▸ Do this
Your task is to extract every line from the material below exactly.
================
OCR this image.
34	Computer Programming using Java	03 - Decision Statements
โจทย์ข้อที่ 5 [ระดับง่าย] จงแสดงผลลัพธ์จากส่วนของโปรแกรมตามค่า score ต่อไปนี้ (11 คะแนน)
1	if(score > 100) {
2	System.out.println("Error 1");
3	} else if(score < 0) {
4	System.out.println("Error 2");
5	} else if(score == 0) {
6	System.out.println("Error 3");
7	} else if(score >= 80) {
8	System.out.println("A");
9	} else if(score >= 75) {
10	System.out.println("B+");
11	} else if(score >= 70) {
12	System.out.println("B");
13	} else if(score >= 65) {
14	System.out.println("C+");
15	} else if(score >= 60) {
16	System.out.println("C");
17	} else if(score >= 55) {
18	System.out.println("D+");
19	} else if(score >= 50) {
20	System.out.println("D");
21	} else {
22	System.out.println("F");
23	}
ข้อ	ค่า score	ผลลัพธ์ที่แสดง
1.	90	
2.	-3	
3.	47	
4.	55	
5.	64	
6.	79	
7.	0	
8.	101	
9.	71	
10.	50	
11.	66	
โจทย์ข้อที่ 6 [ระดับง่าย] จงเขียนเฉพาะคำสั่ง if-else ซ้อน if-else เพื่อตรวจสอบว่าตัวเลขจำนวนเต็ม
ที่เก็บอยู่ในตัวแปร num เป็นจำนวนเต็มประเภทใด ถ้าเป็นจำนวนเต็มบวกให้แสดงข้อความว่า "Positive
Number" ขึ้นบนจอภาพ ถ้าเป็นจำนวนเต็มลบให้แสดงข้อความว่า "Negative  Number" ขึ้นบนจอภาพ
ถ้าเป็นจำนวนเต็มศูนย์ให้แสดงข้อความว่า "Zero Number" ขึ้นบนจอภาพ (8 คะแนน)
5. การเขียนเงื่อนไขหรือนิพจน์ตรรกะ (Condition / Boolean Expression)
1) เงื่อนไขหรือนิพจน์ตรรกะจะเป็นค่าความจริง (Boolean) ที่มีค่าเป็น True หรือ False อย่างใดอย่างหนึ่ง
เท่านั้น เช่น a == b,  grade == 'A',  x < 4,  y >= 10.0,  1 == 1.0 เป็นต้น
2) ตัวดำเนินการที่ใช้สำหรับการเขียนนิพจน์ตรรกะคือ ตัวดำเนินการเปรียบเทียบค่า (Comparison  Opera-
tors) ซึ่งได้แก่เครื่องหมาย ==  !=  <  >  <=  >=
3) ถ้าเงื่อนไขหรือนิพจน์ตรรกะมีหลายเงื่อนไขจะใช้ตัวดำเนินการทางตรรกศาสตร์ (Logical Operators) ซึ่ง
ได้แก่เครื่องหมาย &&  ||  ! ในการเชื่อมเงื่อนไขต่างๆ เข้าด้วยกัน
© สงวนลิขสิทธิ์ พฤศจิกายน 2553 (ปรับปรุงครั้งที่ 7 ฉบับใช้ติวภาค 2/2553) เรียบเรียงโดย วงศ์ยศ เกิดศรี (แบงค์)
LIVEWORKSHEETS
================
▸ Written answer
OCR this image.
34	Computer Programming using Java	03 - Decision Statements
โจทย์ข้อที่ 5 [ระดับง่าย] จงแสดงผลลัพธ์จากส่วนของโปรแกรมตามค่า score ต่อไปนี้ (11 คะแนน)
1	if(score > 100) {
2	System.out.println("Error 1");
3	} else if(score < 0) {
4	System.out.println("Error 2");
5	} else if(score == 0) {
6	System.out.println("Error 3");
7	} else if(score >= 80) {
8	System.out.println("A");
9	} else if(score >= 75) {
10	System.out.println("B+");
11	} else if(score >= 70) {
12	System.out.println("B");
13	} else if(score >= 65) {
14	System.out.println("C+");
15	} else if(score >= 60) {
16	System.out.println("C");
17	} else if(score >= 55) {
18	System.out.println("D+");
19	} else if(score >= 50) {
20	System.out.println("D");
21	} else {
22	System.out.println("F");
23	}
ข้อ	ค่า score	ผลลัพธ์ที่แสดง
1.	90	
2.	-3	
3.	47	
4.	55	
5.	64	
6.	79	
7.	0	
8.	101	
9.	71	
10.	50	
11.	66	
โจทย์ข้อที่ 6 [ระดับง่าย] จงเขียนเฉพาะคำสั่ง if-else ซ้อน if-else เพื่อตรวจสอบว่าตัวเลขจำนวนเต็ม
ที่เก็บอยู่ในตัวแปร num เป็นจำนวนเต็มประเภทใด ถ้าเป็นจำนวนเต็มบวกให้แสดงข้อความว่า "Positive
Number" ขึ้นบนจอภาพ ถ้าเป็นจำนวนเต็มลบให้แสดงข้อความว่า "Negative  Number" ขึ้นบนจอภาพ
ถ้าเป็นจำนวนเต็มศูนย์ให้แสดงข้อความว่า "Zero Number" ขึ้นบนจอภาพ (8 คะแนน)
5. การเขียนเงื่อนไขหรือนิพจน์ตรรกะ (Condition / Boolean Expression)
1) เงื่อนไขหรือนิพจน์ตรรกะจะเป็นค่าความจริง (Boolean) ที่มีค่าเป็น True หรือ False อย่างใดอย่างหนึ่ง
เท่านั้น เช่น a == b,  grade == 'A',  x < 4,  y >= 10.0,  1 == 1.0 เป็นต้น
2) ตัวดำเนินการที่ใช้สำหรับการเขียนนิพจน์ตรรกะคือ ตัวดำเนินการเปรียบเทียบค่า (Comparison  Opera-
tors) ซึ่งได้แก่เครื่องหมาย ==  !=  <  >  <=  >=
3) ถ้าเงื่อนไขหรือนิพจน์ตรรกะมีหลายเงื่อนไขจะใช้ตัวดำเนินการทางตรรกศาสตร์ (Logical Operators) ซึ่ง
ได้แก่เครื่องหมาย &&  ||  ! ในการเชื่อมเงื่อนไขต่างๆ เข้าด้วยกัน
© สงวนลิขสิทธิ์ พฤศจิกายน 2553 (ปรับปรุงครั้งที่ 7 ฉบับใช้ติวภาค 2/2553) เรียบเรียงโดย วงศ์ยศ เกิดศรี (แบงค์)
LIVEWORKSHEETS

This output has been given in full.